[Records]
[start]

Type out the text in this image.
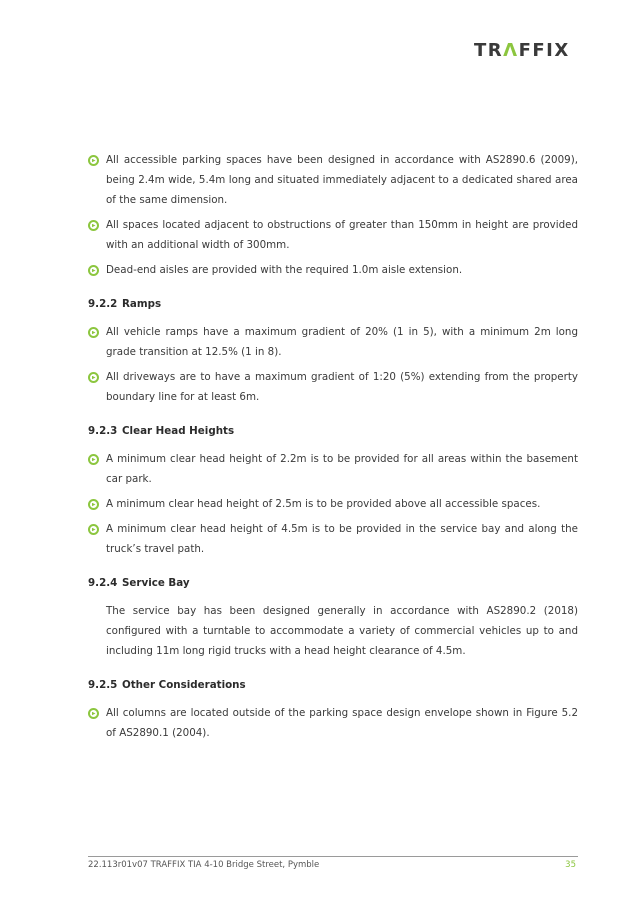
TRΛFFIX
All accessible parking spaces have been designed in accordance with AS2890.6 (2009), being 2.4m wide, 5.4m long and situated immediately adjacent to a dedicated shared area of the same dimension.
All spaces located adjacent to obstructions of greater than 150mm in height are provided with an additional width of 300mm.
Dead-end aisles are provided with the required 1.0m aisle extension.
9.2.2 Ramps
All vehicle ramps have a maximum gradient of 20% (1 in 5), with a minimum 2m long grade transition at 12.5% (1 in 8).
All driveways are to have a maximum gradient of 1:20 (5%) extending from the property boundary line for at least 6m.
9.2.3 Clear Head Heights
A minimum clear head height of 2.2m is to be provided for all areas within the basement car park.
A minimum clear head height of 2.5m is to be provided above all accessible spaces.
A minimum clear head height of 4.5m is to be provided in the service bay and along the truck’s travel path.
9.2.4 Service Bay
The service bay has been designed generally in accordance with AS2890.2 (2018) configured with a turntable to accommodate a variety of commercial vehicles up to and including 11m long rigid trucks with a head height clearance of 4.5m.
9.2.5 Other Considerations
All columns are located outside of the parking space design envelope shown in Figure 5.2 of AS2890.1 (2004).
22.113r01v07 TRAFFIX TIA 4-10 Bridge Street, Pymble	35
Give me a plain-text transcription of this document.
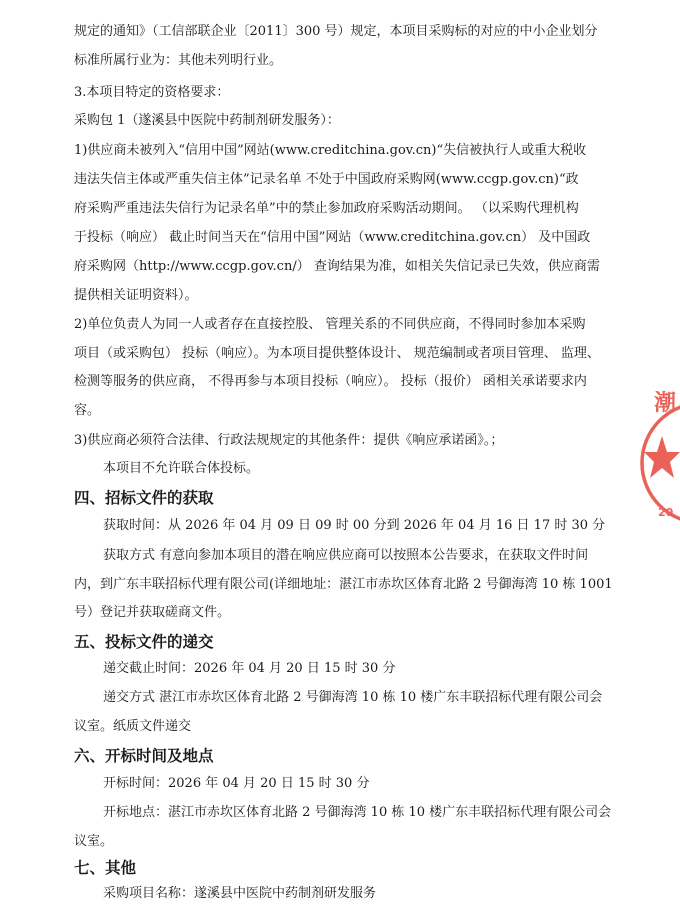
规定的通知》（工信部联企业〔2011〕300 号）规定，本项目采购标的对应的中小企业划分
标准所属行业为：其他未列明行业。
3.本项目特定的资格要求：
采购包 1（遂溪县中医院中药制剂研发服务）：
1)供应商未被列入“信用中国”网站(www.creditchina.gov.cn)“失信被执行人或重大税收
违法失信主体或严重失信主体”记录名单 不处于中国政府采购网(www.ccgp.gov.cn)“政
府采购严重违法失信行为记录名单”中的禁止参加政府采购活动期间。 （以采购代理机构
于投标（响应） 截止时间当天在“信用中国”网站（www.creditchina.gov.cn） 及中国政
府采购网（http://www.ccgp.gov.cn/） 查询结果为准，如相关失信记录已失效，供应商需
提供相关证明资料）。
2)单位负责人为同一人或者存在直接控股、 管理关系的不同供应商，不得同时参加本采购
项目（或采购包） 投标（响应）。为本项目提供整体设计、 规范编制或者项目管理、 监理、
检测等服务的供应商， 不得再参与本项目投标（响应）。 投标（报价） 函相关承诺要求内
容。
3)供应商必须符合法律、行政法规规定的其他条件：提供《响应承诺函》。；
本项目不允许联合体投标。
四、招标文件的获取
获取时间：从 2026 年 04 月 09 日 09 时 00 分到 2026 年 04 月 16 日 17 时 30 分
获取方式 有意向参加本项目的潜在响应供应商可以按照本公告要求，在获取文件时间
内，到广东丰联招标代理有限公司(详细地址：湛江市赤坎区体育北路 2 号御海湾 10 栋 1001
号）登记并获取磋商文件。
五、投标文件的递交
递交截止时间：2026 年 04 月 20 日 15 时 30 分
递交方式 湛江市赤坎区体育北路 2 号御海湾 10 栋 10 楼广东丰联招标代理有限公司会
议室。纸质文件递交
六、开标时间及地点
开标时间：2026 年 04 月 20 日 15 时 30 分
开标地点：湛江市赤坎区体育北路 2 号御海湾 10 栋 10 楼广东丰联招标代理有限公司会
议室。
七、其他
采购项目名称：遂溪县中医院中药制剂研发服务
潮
20
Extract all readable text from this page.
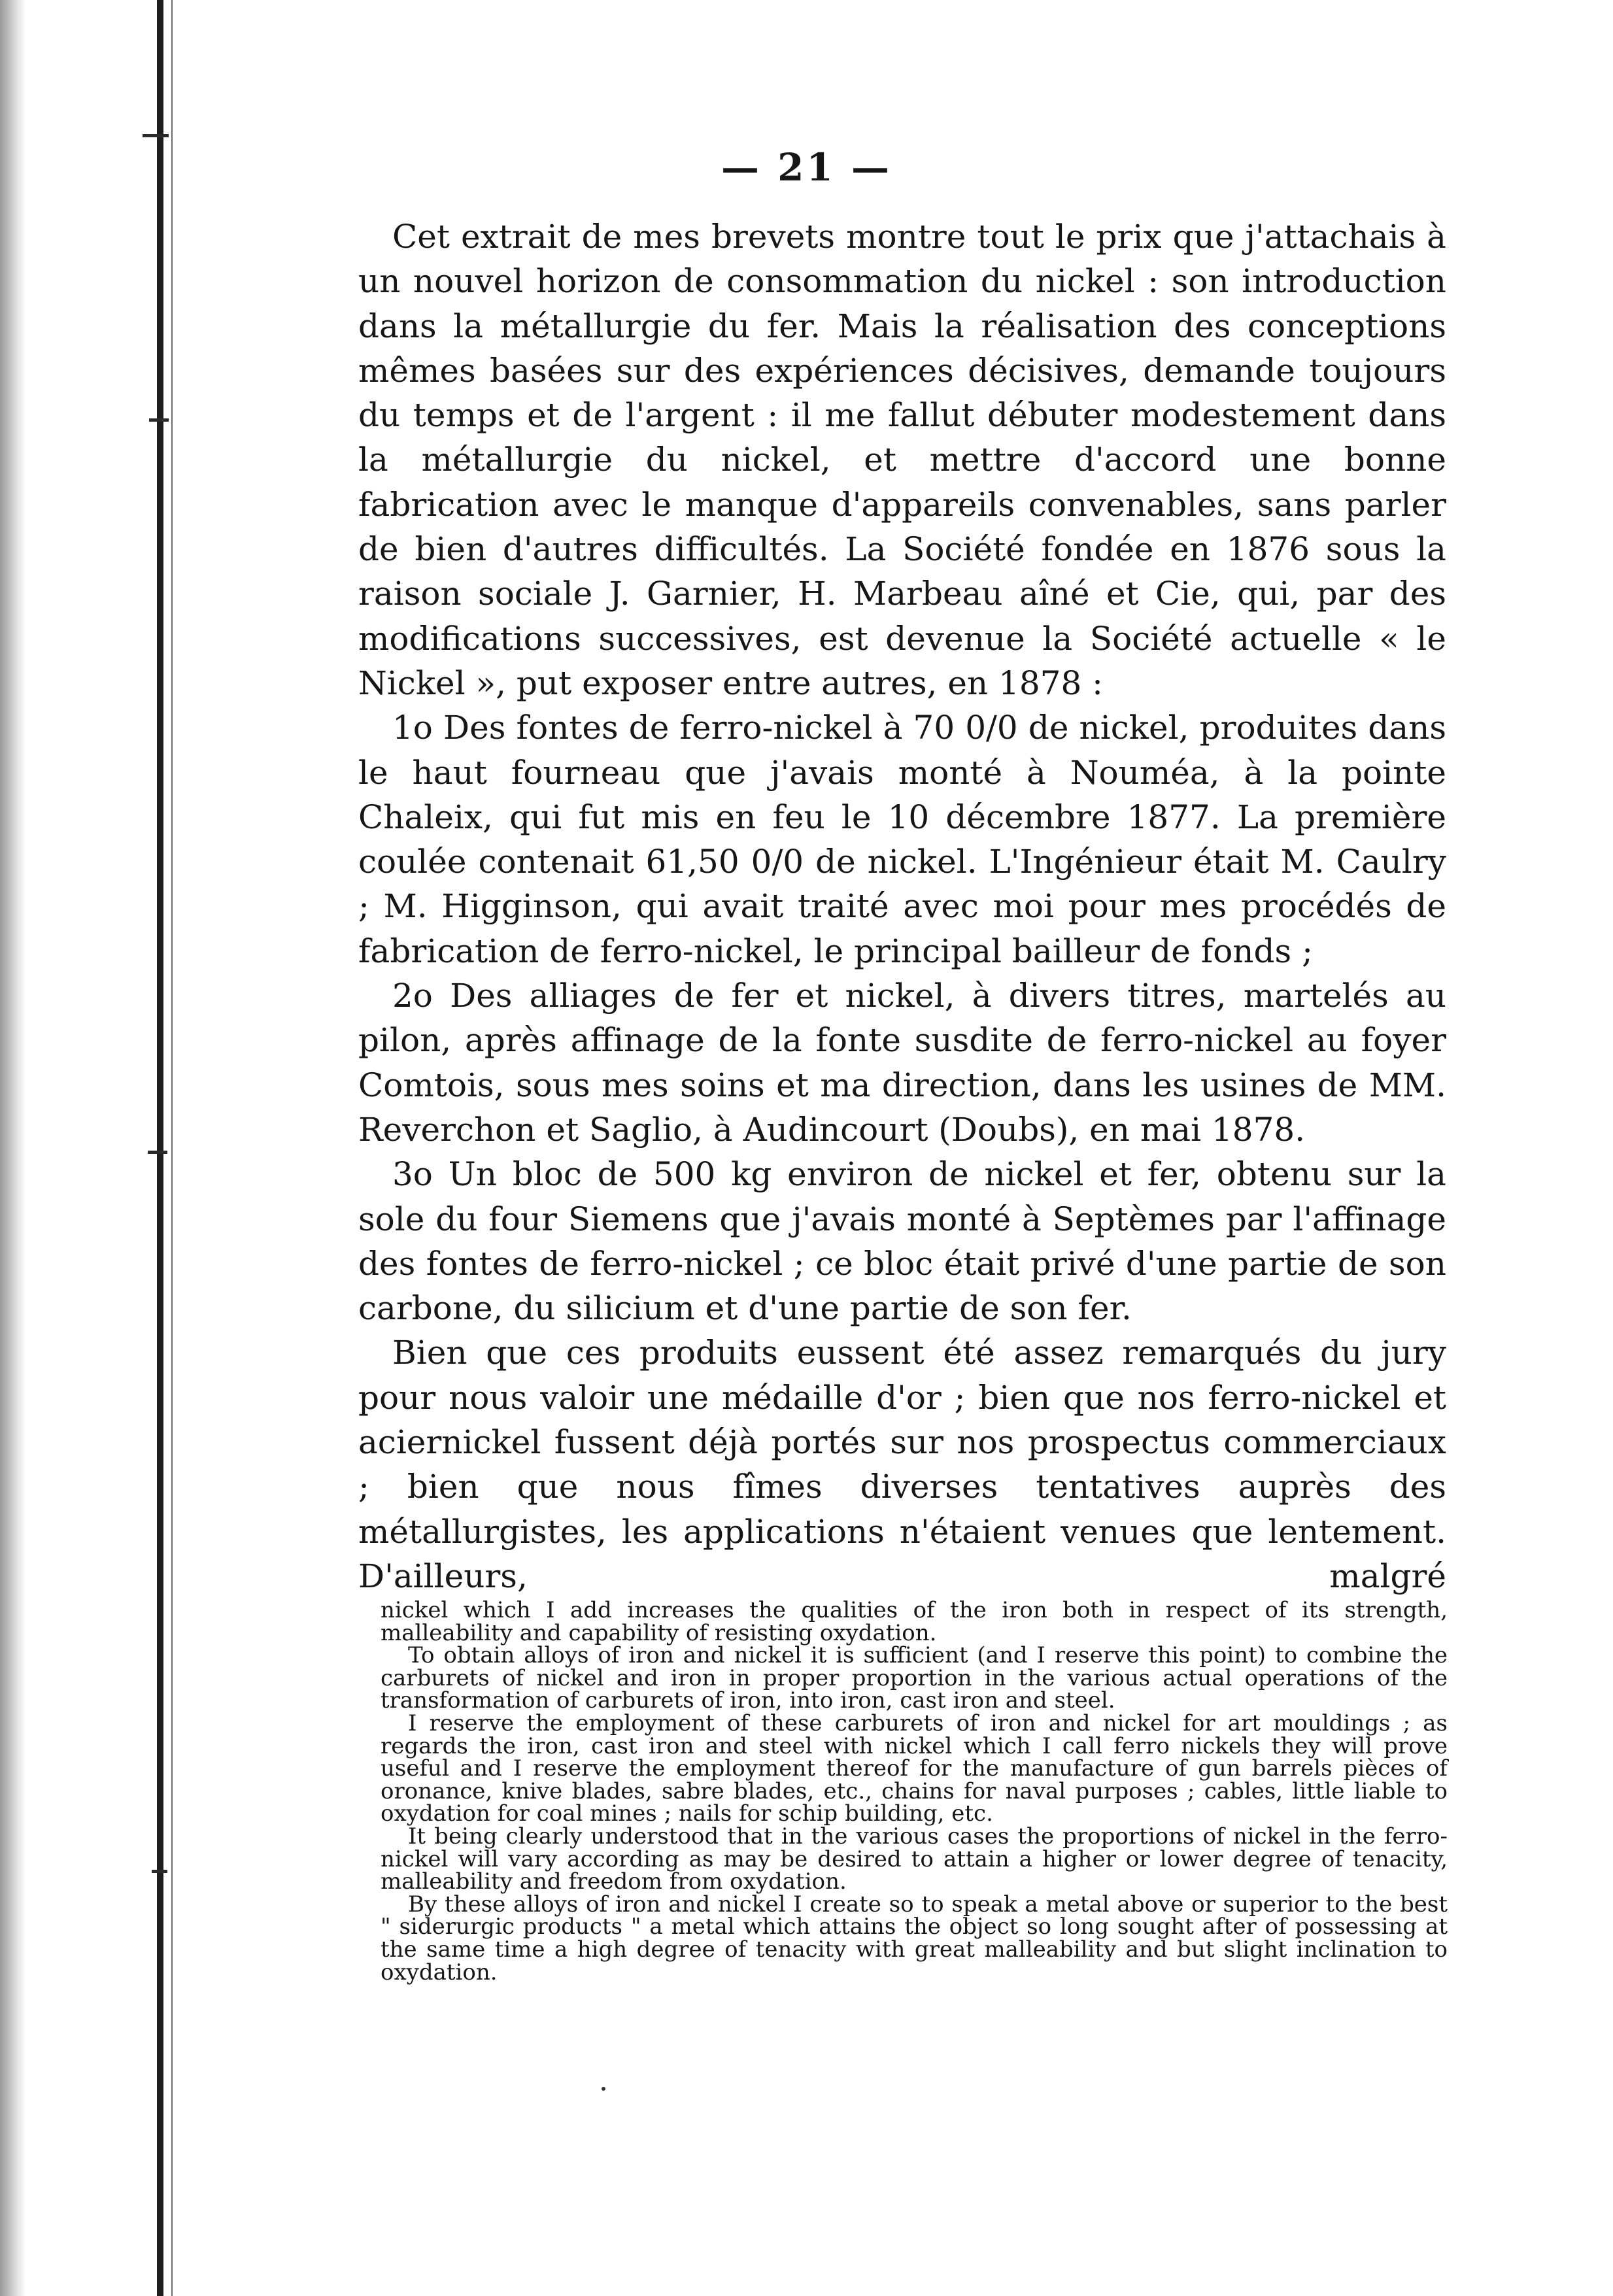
— 21 —

Cet extrait de mes brevets montre tout le prix que j'attachais à un nouvel horizon de consommation du nickel : son introduction dans la métallurgie du fer. Mais la réalisation des conceptions mêmes basées sur des expériences décisives, demande toujours du temps et de l'argent : il me fallut débuter modestement dans la métallurgie du nickel, et mettre d'accord une bonne fabrication avec le manque d'appareils convenables, sans parler de bien d'autres difficultés. La Société fondée en 1876 sous la raison sociale J. Garnier, H. Marbeau aîné et Cie, qui, par des modifications successives, est devenue la Société actuelle « le Nickel », put exposer entre autres, en 1878 :

1o Des fontes de ferro-nickel à 70 0/0 de nickel, produites dans le haut fourneau que j'avais monté à Nouméa, à la pointe Chaleix, qui fut mis en feu le 10 décembre 1877. La première coulée contenait 61,50 0/0 de nickel. L'Ingénieur était M. Caulry ; M. Higginson, qui avait traité avec moi pour mes procédés de fabrication de ferro-nickel, le principal bailleur de fonds ;

2o Des alliages de fer et nickel, à divers titres, martelés au pilon, après affinage de la fonte susdite de ferro-nickel au foyer Comtois, sous mes soins et ma direction, dans les usines de MM. Reverchon et Saglio, à Audincourt (Doubs), en mai 1878.

3o Un bloc de 500 kg environ de nickel et fer, obtenu sur la sole du four Siemens que j'avais monté à Septèmes par l'affinage des fontes de ferro-nickel ; ce bloc était privé d'une partie de son carbone, du silicium et d'une partie de son fer.

Bien que ces produits eussent été assez remarqués du jury pour nous valoir une médaille d'or ; bien que nos ferro-nickel et aciernickel fussent déjà portés sur nos prospectus commerciaux ; bien que nous fîmes diverses tentatives auprès des métallurgistes, les applications n'étaient venues que lentement. D'ailleurs, malgré

nickel which I add increases the qualities of the iron both in respect of its strength, malleability and capability of resisting oxydation.

To obtain alloys of iron and nickel it is sufficient (and I reserve this point) to combine the carburets of nickel and iron in proper proportion in the various actual operations of the transformation of carburets of iron, into iron, cast iron and steel.

I reserve the employment of these carburets of iron and nickel for art mouldings ; as regards the iron, cast iron and steel with nickel which I call ferro nickels they will prove useful and I reserve the employment thereof for the manufacture of gun barrels pièces of oronance, knive blades, sabre blades, etc., chains for naval purposes ; cables, little liable to oxydation for coal mines ; nails for schip building, etc.

It being clearly understood that in the various cases the proportions of nickel in the ferro-nickel will vary according as may be desired to attain a higher or lower degree of tenacity, malleability and freedom from oxydation.

By these alloys of iron and nickel I create so to speak a metal above or superior to the best " siderurgic products " a metal which attains the object so long sought after of possessing at the same time a high degree of tenacity with great malleability and but slight inclination to oxydation.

[end]

### GIVEN INSTRUCTION
Can you retype every record above exactly, leaving out the pictures?

### SOLUTION TO THIS PROBLEM
Type out the text in this image.
TRΛFFIX
All accessible parking spaces have been designed in accordance with AS2890.6 (2009), being 2.4m wide, 5.4m long and situated immediately adjacent to a dedicated shared area of the same dimension.
All spaces located adjacent to obstructions of greater than 150mm in height are provided with an additional width of 300mm.
Dead-end aisles are provided with the required 1.0m aisle extension.
9.2.2 Ramps
All vehicle ramps have a maximum gradient of 20% (1 in 5), with a minimum 2m long grade transition at 12.5% (1 in 8).
All driveways are to have a maximum gradient of 1:20 (5%) extending from the property boundary line for at least 6m.
9.2.3 Clear Head Heights
A minimum clear head height of 2.2m is to be provided for all areas within the basement car park.
A minimum clear head height of 2.5m is to be provided above all accessible spaces.
A minimum clear head height of 4.5m is to be provided in the service bay and along the truck’s travel path.
9.2.4 Service Bay
The service bay has been designed generally in accordance with AS2890.2 (2018) configured with a turntable to accommodate a variety of commercial vehicles up to and including 11m long rigid trucks with a head height clearance of 4.5m.
9.2.5 Other Considerations
All columns are located outside of the parking space design envelope shown in Figure 5.2 of AS2890.1 (2004).
22.113r01v07 TRAFFIX TIA 4-10 Bridge Street, Pymble	35
Give me a plain-text transcription of this document.
规定的通知》（工信部联企业〔2011〕300 号）规定，本项目采购标的对应的中小企业划分
标准所属行业为：其他未列明行业。
3.本项目特定的资格要求：
采购包 1（遂溪县中医院中药制剂研发服务）：
1)供应商未被列入“信用中国”网站(www.creditchina.gov.cn)“失信被执行人或重大税收
违法失信主体或严重失信主体”记录名单 不处于中国政府采购网(www.ccgp.gov.cn)“政
府采购严重违法失信行为记录名单”中的禁止参加政府采购活动期间。 （以采购代理机构
于投标（响应） 截止时间当天在“信用中国”网站（www.creditchina.gov.cn） 及中国政
府采购网（http://www.ccgp.gov.cn/） 查询结果为准，如相关失信记录已失效，供应商需
提供相关证明资料）。
2)单位负责人为同一人或者存在直接控股、 管理关系的不同供应商，不得同时参加本采购
项目（或采购包） 投标（响应）。为本项目提供整体设计、 规范编制或者项目管理、 监理、
检测等服务的供应商， 不得再参与本项目投标（响应）。 投标（报价） 函相关承诺要求内
容。
3)供应商必须符合法律、行政法规规定的其他条件：提供《响应承诺函》。；
本项目不允许联合体投标。
四、招标文件的获取
获取时间：从 2026 年 04 月 09 日 09 时 00 分到 2026 年 04 月 16 日 17 时 30 分
获取方式 有意向参加本项目的潜在响应供应商可以按照本公告要求，在获取文件时间
内，到广东丰联招标代理有限公司(详细地址：湛江市赤坎区体育北路 2 号御海湾 10 栋 1001
号）登记并获取磋商文件。
五、投标文件的递交
递交截止时间：2026 年 04 月 20 日 15 时 30 分
递交方式 湛江市赤坎区体育北路 2 号御海湾 10 栋 10 楼广东丰联招标代理有限公司会
议室。纸质文件递交
六、开标时间及地点
开标时间：2026 年 04 月 20 日 15 时 30 分
开标地点：湛江市赤坎区体育北路 2 号御海湾 10 栋 10 楼广东丰联招标代理有限公司会
议室。
七、其他
采购项目名称：遂溪县中医院中药制剂研发服务
潮
20
Extract all readable text from this page.
— 21 —

Cet extrait de mes brevets montre tout le prix que j'attachais à un nouvel horizon de consommation du nickel : son introduction dans la métallurgie du fer. Mais la réalisation des conceptions mêmes basées sur des expériences décisives, demande toujours du temps et de l'argent : il me fallut débuter modestement dans la métallurgie du nickel, et mettre d'accord une bonne fabrication avec le manque d'appareils convenables, sans parler de bien d'autres difficultés. La Société fondée en 1876 sous la raison sociale J. Garnier, H. Marbeau aîné et Cie, qui, par des modifications successives, est devenue la Société actuelle « le Nickel », put exposer entre autres, en 1878 :

1o Des fontes de ferro-nickel à 70 0/0 de nickel, produites dans le haut fourneau que j'avais monté à Nouméa, à la pointe Chaleix, qui fut mis en feu le 10 décembre 1877. La première coulée contenait 61,50 0/0 de nickel. L'Ingénieur était M. Caulry ; M. Higginson, qui avait traité avec moi pour mes procédés de fabrication de ferro-nickel, le principal bailleur de fonds ;

2o Des alliages de fer et nickel, à divers titres, martelés au pilon, après affinage de la fonte susdite de ferro-nickel au foyer Comtois, sous mes soins et ma direction, dans les usines de MM. Reverchon et Saglio, à Audincourt (Doubs), en mai 1878.

3o Un bloc de 500 kg environ de nickel et fer, obtenu sur la sole du four Siemens que j'avais monté à Septèmes par l'affinage des fontes de ferro-nickel ; ce bloc était privé d'une partie de son carbone, du silicium et d'une partie de son fer.

Bien que ces produits eussent été assez remarqués du jury pour nous valoir une médaille d'or ; bien que nos ferro-nickel et aciernickel fussent déjà portés sur nos prospectus commerciaux ; bien que nous fîmes diverses tentatives auprès des métallurgistes, les applications n'étaient venues que lentement. D'ailleurs, malgré

nickel which I add increases the qualities of the iron both in respect of its strength, malleability and capability of resisting oxydation.

To obtain alloys of iron and nickel it is sufficient (and I reserve this point) to combine the carburets of nickel and iron in proper proportion in the various actual operations of the transformation of carburets of iron, into iron, cast iron and steel.

I reserve the employment of these carburets of iron and nickel for art mouldings ; as regards the iron, cast iron and steel with nickel which I call ferro nickels they will prove useful and I reserve the employment thereof for the manufacture of gun barrels pièces of oronance, knive blades, sabre blades, etc., chains for naval purposes ; cables, little liable to oxydation for coal mines ; nails for schip building, etc.

It being clearly understood that in the various cases the proportions of nickel in the ferro-nickel will vary according as may be desired to attain a higher or lower degree of tenacity, malleability and freedom from oxydation.

By these alloys of iron and nickel I create so to speak a metal above or superior to the best " siderurgic products " a metal which attains the object so long sought after of possessing at the same time a high degree of tenacity with great malleability and but slight inclination to oxydation.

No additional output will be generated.